Restate the material from its first line through the line containing "row-ip[interactable]: 116.202.237.82 (186, 379, 272, 394)", swapping "row-block-date" for "block-date-row" throughout and leaving all else unchanged.

┄┄┄┄┄┄

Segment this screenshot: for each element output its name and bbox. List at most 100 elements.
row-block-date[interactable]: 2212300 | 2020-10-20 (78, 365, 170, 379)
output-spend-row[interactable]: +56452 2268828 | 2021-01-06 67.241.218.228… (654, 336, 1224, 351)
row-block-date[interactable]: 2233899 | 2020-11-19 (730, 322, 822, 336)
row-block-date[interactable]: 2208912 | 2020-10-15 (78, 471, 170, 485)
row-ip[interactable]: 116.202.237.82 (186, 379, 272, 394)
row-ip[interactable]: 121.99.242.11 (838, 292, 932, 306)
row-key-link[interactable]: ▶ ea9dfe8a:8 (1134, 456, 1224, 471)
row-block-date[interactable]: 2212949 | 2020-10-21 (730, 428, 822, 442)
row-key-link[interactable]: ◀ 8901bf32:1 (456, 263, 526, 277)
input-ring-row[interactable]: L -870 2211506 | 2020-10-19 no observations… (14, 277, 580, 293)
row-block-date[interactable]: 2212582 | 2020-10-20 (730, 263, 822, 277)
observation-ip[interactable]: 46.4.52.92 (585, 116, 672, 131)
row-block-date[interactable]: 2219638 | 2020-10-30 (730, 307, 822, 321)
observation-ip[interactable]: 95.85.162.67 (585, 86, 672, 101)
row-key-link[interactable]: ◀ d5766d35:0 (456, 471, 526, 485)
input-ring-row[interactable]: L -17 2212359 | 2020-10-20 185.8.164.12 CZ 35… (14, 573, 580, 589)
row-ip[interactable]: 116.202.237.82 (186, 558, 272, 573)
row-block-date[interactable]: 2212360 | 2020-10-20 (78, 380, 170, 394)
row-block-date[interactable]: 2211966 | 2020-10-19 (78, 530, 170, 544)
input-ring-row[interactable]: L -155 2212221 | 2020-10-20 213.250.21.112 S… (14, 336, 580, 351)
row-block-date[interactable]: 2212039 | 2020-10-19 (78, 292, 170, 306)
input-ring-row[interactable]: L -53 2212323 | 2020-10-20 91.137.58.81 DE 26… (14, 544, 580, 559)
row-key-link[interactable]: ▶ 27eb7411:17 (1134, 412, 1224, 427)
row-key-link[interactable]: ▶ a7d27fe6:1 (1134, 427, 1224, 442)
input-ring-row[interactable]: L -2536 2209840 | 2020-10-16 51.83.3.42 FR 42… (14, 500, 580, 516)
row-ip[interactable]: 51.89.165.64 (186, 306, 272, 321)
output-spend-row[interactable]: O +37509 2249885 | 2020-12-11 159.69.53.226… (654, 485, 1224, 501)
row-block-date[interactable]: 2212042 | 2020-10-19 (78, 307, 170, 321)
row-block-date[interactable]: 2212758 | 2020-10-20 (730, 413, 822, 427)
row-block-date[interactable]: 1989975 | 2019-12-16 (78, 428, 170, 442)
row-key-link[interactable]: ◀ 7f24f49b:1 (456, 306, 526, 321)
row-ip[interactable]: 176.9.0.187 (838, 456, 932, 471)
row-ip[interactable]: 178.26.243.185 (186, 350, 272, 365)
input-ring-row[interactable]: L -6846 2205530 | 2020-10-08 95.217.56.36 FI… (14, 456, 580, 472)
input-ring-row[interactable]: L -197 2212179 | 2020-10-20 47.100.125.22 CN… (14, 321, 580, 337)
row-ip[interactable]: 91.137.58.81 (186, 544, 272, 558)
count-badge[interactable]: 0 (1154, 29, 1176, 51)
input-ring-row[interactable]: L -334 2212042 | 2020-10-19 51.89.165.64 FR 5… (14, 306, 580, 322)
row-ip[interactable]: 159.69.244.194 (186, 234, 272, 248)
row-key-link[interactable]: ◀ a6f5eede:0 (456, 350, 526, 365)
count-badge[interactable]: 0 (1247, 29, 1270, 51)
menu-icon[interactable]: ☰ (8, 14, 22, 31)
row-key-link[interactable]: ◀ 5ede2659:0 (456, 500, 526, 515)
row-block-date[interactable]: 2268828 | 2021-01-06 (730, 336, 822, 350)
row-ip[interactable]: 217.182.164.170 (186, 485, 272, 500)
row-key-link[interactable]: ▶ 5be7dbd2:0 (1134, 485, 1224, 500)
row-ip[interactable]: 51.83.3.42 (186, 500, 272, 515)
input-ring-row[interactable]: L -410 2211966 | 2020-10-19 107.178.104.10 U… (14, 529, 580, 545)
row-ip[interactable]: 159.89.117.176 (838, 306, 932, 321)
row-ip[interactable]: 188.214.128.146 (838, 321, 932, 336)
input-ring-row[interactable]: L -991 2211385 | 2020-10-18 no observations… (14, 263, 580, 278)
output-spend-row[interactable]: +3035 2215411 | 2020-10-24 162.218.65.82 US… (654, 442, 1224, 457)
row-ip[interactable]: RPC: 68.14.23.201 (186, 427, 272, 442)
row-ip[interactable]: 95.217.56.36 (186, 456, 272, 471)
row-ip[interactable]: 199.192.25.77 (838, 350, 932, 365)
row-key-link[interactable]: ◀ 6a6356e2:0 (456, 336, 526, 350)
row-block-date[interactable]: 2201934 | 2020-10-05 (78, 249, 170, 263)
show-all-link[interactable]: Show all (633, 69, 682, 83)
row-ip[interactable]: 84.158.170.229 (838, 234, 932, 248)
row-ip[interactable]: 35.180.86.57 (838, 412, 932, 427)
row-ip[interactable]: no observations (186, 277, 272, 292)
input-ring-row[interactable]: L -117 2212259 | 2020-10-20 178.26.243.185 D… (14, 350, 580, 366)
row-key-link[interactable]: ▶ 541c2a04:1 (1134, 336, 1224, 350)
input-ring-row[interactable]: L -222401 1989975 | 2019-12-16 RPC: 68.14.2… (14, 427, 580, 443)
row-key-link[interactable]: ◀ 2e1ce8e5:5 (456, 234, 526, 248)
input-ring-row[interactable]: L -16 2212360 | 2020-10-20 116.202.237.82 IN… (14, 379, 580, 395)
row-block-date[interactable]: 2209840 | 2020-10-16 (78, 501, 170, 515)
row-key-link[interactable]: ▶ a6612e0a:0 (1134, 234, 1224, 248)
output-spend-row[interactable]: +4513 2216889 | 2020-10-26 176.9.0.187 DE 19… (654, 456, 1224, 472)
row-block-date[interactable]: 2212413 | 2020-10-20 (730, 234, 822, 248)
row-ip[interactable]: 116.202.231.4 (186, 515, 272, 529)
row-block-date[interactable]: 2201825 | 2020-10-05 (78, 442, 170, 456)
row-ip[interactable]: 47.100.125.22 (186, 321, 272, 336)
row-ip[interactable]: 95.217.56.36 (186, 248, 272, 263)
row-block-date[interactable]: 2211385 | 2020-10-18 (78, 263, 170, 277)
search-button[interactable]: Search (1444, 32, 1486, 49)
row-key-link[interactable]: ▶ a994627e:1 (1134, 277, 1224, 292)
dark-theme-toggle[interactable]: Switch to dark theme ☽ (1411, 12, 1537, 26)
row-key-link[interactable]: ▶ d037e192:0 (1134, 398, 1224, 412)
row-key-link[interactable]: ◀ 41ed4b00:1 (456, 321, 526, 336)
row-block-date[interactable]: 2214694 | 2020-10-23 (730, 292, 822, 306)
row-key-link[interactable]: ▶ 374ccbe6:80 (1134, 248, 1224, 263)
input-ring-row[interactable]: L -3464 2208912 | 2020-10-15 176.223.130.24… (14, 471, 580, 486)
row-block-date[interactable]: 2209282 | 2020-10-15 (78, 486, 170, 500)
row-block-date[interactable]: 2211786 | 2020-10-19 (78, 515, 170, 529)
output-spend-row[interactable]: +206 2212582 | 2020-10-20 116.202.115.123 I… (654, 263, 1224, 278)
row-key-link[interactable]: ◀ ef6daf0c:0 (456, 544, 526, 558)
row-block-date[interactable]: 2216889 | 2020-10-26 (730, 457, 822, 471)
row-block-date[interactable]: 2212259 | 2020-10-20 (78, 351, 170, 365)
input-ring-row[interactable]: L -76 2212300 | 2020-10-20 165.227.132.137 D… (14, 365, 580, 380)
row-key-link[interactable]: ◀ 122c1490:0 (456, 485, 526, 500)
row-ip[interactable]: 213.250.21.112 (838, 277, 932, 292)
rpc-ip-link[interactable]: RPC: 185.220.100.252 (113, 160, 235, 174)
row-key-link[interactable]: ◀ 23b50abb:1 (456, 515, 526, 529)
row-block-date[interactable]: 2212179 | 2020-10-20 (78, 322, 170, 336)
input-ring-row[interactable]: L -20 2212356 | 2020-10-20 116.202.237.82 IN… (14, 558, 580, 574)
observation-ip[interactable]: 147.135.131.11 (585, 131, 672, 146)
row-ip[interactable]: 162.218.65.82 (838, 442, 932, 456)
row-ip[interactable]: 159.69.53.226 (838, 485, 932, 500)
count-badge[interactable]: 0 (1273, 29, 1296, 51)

┄┄┄┄┄┄

> [In response]:
Segment this screenshot: for each element output its name and bbox. List at most 100 elements.
block-date-row[interactable]: 2212300 | 2020-10-20 (78, 365, 170, 379)
output-spend-row[interactable]: +56452 2268828 | 2021-01-06 67.241.218.228… (654, 336, 1224, 351)
block-date-row[interactable]: 2233899 | 2020-11-19 (730, 322, 822, 336)
block-date-row[interactable]: 2208912 | 2020-10-15 (78, 471, 170, 485)
row-ip[interactable]: 116.202.237.82 (186, 379, 272, 394)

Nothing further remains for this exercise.